Records supplied:
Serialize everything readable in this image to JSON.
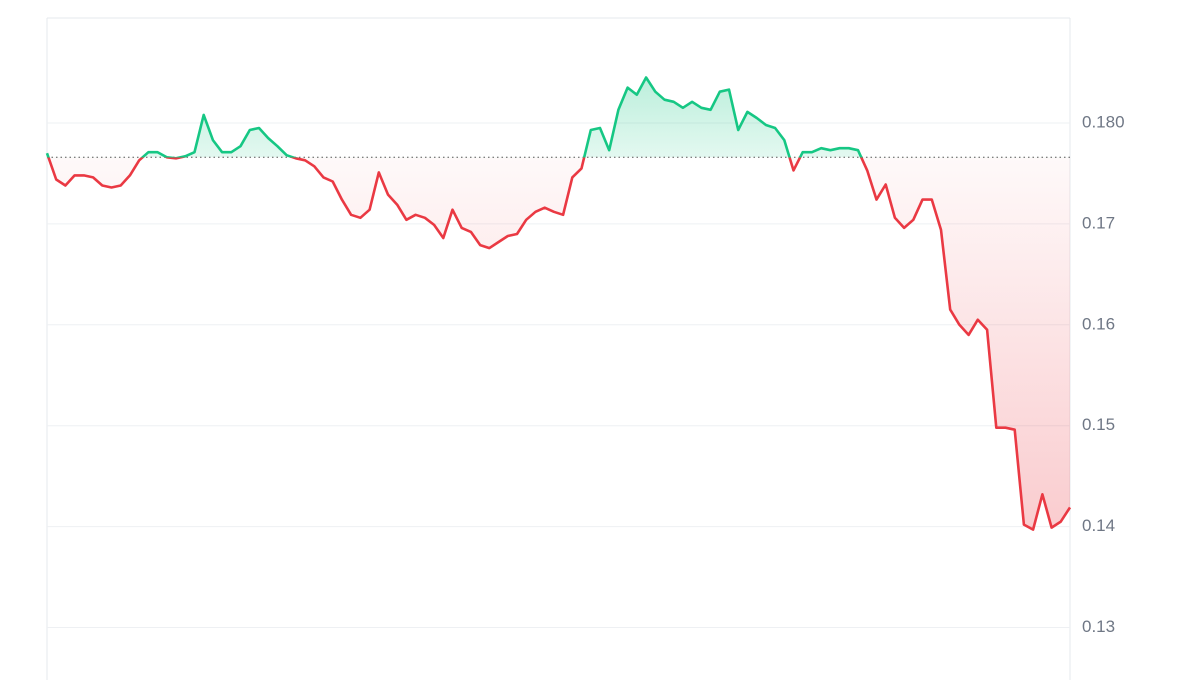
{
  "chart_data": {
    "type": "line",
    "values": [
      0.177,
      0.1744,
      0.1738,
      0.1748,
      0.1748,
      0.1746,
      0.1738,
      0.1736,
      0.1738,
      0.1748,
      0.1763,
      0.1771,
      0.1771,
      0.1766,
      0.1765,
      0.1767,
      0.1771,
      0.1808,
      0.1783,
      0.1771,
      0.1771,
      0.1777,
      0.1793,
      0.1795,
      0.1785,
      0.1777,
      0.1768,
      0.1765,
      0.1763,
      0.1757,
      0.1746,
      0.1742,
      0.1724,
      0.1709,
      0.1706,
      0.1714,
      0.1751,
      0.1729,
      0.1719,
      0.1704,
      0.1709,
      0.1706,
      0.1699,
      0.1686,
      0.1714,
      0.1696,
      0.1692,
      0.1679,
      0.1676,
      0.1682,
      0.1688,
      0.169,
      0.1704,
      0.1712,
      0.1716,
      0.1712,
      0.1709,
      0.1746,
      0.1755,
      0.1793,
      0.1795,
      0.1773,
      0.1813,
      0.1835,
      0.1828,
      0.1845,
      0.1831,
      0.1823,
      0.1821,
      0.1815,
      0.1821,
      0.1815,
      0.1813,
      0.1831,
      0.1833,
      0.1793,
      0.1811,
      0.1805,
      0.1798,
      0.1795,
      0.1783,
      0.1753,
      0.1771,
      0.1771,
      0.1775,
      0.1773,
      0.1775,
      0.1775,
      0.1773,
      0.1753,
      0.1724,
      0.1739,
      0.1706,
      0.1696,
      0.1704,
      0.1724,
      0.1724,
      0.1694,
      0.1615,
      0.16,
      0.159,
      0.1605,
      0.1595,
      0.1498,
      0.1498,
      0.1496,
      0.1402,
      0.1397,
      0.1432,
      0.1399,
      0.1405,
      0.1419
    ],
    "baseline": 0.1766,
    "up_color": "#16c784",
    "down_color": "#ea3943",
    "ylim": [
      0.1248,
      0.1904
    ],
    "yticks": [
      0.13,
      0.14,
      0.15,
      0.16,
      0.17,
      {
        "value": 0.18,
        "label": "0.180"
      }
    ],
    "grid": true
  }
}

The task: Exclude the images, then output the data above word for word.

Result below:
Serialize everything readable in this image to JSON.
{
  "chart_data": {
    "type": "line",
    "values": [
      0.177,
      0.1744,
      0.1738,
      0.1748,
      0.1748,
      0.1746,
      0.1738,
      0.1736,
      0.1738,
      0.1748,
      0.1763,
      0.1771,
      0.1771,
      0.1766,
      0.1765,
      0.1767,
      0.1771,
      0.1808,
      0.1783,
      0.1771,
      0.1771,
      0.1777,
      0.1793,
      0.1795,
      0.1785,
      0.1777,
      0.1768,
      0.1765,
      0.1763,
      0.1757,
      0.1746,
      0.1742,
      0.1724,
      0.1709,
      0.1706,
      0.1714,
      0.1751,
      0.1729,
      0.1719,
      0.1704,
      0.1709,
      0.1706,
      0.1699,
      0.1686,
      0.1714,
      0.1696,
      0.1692,
      0.1679,
      0.1676,
      0.1682,
      0.1688,
      0.169,
      0.1704,
      0.1712,
      0.1716,
      0.1712,
      0.1709,
      0.1746,
      0.1755,
      0.1793,
      0.1795,
      0.1773,
      0.1813,
      0.1835,
      0.1828,
      0.1845,
      0.1831,
      0.1823,
      0.1821,
      0.1815,
      0.1821,
      0.1815,
      0.1813,
      0.1831,
      0.1833,
      0.1793,
      0.1811,
      0.1805,
      0.1798,
      0.1795,
      0.1783,
      0.1753,
      0.1771,
      0.1771,
      0.1775,
      0.1773,
      0.1775,
      0.1775,
      0.1773,
      0.1753,
      0.1724,
      0.1739,
      0.1706,
      0.1696,
      0.1704,
      0.1724,
      0.1724,
      0.1694,
      0.1615,
      0.16,
      0.159,
      0.1605,
      0.1595,
      0.1498,
      0.1498,
      0.1496,
      0.1402,
      0.1397,
      0.1432,
      0.1399,
      0.1405,
      0.1419
    ],
    "baseline": 0.1766,
    "up_color": "#16c784",
    "down_color": "#ea3943",
    "ylim": [
      0.1248,
      0.1904
    ],
    "yticks": [
      0.13,
      0.14,
      0.15,
      0.16,
      0.17,
      {
        "value": 0.18,
        "label": "0.180"
      }
    ],
    "grid": true
  }
}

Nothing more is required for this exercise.